Exercise directions: Select all lines with the string "indican" in them, and copy those lines.

--

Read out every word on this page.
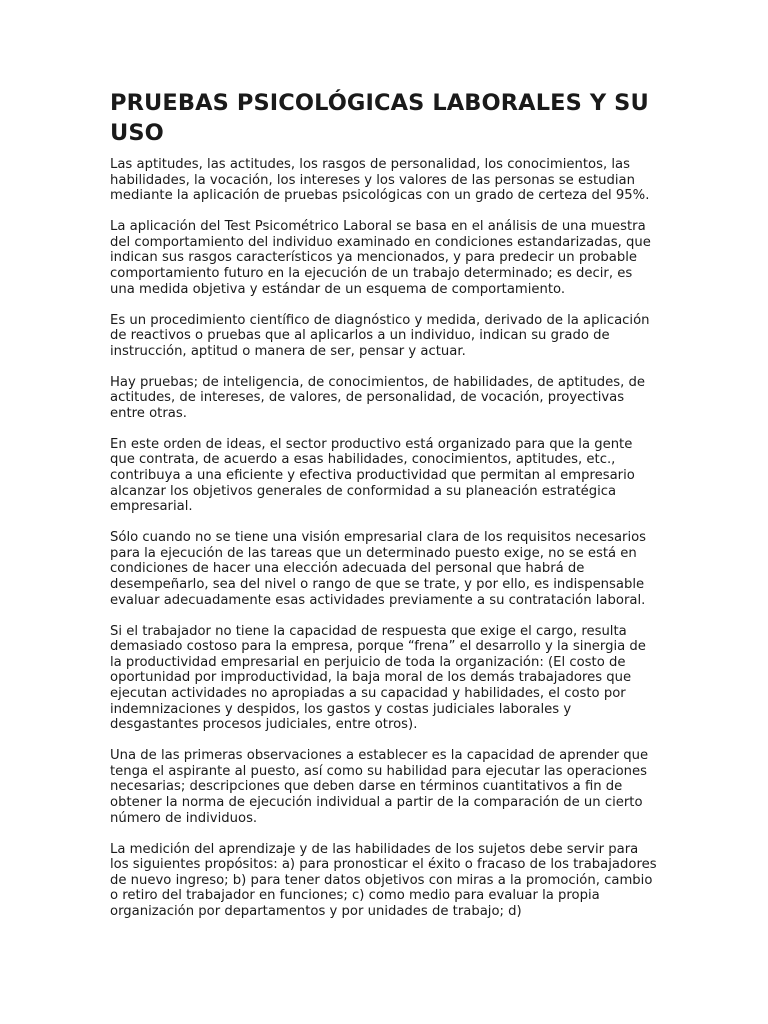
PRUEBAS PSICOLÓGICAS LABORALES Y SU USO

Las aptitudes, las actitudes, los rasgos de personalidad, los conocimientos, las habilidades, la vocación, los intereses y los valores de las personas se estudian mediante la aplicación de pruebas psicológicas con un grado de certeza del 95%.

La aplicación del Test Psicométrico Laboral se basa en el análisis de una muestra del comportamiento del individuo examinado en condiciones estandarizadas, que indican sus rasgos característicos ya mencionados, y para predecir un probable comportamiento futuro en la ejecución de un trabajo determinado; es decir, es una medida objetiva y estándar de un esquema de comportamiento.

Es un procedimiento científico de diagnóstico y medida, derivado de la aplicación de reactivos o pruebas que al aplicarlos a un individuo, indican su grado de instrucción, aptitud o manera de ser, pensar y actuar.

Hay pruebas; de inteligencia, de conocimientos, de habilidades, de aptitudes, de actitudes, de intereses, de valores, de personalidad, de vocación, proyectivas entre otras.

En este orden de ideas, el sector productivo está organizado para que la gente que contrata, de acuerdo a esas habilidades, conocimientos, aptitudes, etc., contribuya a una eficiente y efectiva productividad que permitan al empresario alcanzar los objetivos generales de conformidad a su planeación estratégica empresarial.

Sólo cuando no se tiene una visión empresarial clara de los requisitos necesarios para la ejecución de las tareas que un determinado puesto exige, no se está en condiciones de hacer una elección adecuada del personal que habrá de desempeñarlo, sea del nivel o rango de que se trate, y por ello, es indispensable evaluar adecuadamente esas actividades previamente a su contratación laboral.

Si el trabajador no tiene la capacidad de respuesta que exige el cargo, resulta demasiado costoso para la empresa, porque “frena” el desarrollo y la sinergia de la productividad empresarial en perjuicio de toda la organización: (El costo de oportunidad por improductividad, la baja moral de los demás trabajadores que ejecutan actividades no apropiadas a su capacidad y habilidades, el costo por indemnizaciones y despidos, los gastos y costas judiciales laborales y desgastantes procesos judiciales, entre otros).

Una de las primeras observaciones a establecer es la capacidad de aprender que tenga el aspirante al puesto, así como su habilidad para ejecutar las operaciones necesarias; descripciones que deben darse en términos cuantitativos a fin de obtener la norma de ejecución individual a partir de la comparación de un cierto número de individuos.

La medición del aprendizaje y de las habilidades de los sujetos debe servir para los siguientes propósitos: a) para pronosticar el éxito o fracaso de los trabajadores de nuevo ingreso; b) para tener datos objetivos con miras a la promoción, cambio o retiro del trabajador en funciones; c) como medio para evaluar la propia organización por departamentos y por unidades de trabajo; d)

--

Answer for this exercise:
La aplicación del Test Psicométrico Laboral se basa en el análisis de una muestra del comportamiento del individuo examinado en condiciones estandarizadas, que indican sus rasgos característicos ya mencionados, y para predecir un probable comportamiento futuro en la ejecución de un trabajo determinado; es decir, es una medida objetiva y estándar de un esquema de comportamiento.
Es un procedimiento científico de diagnóstico y medida, derivado de la aplicación de reactivos o pruebas que al aplicarlos a un individuo, indican su grado de instrucción, aptitud o manera de ser, pensar y actuar.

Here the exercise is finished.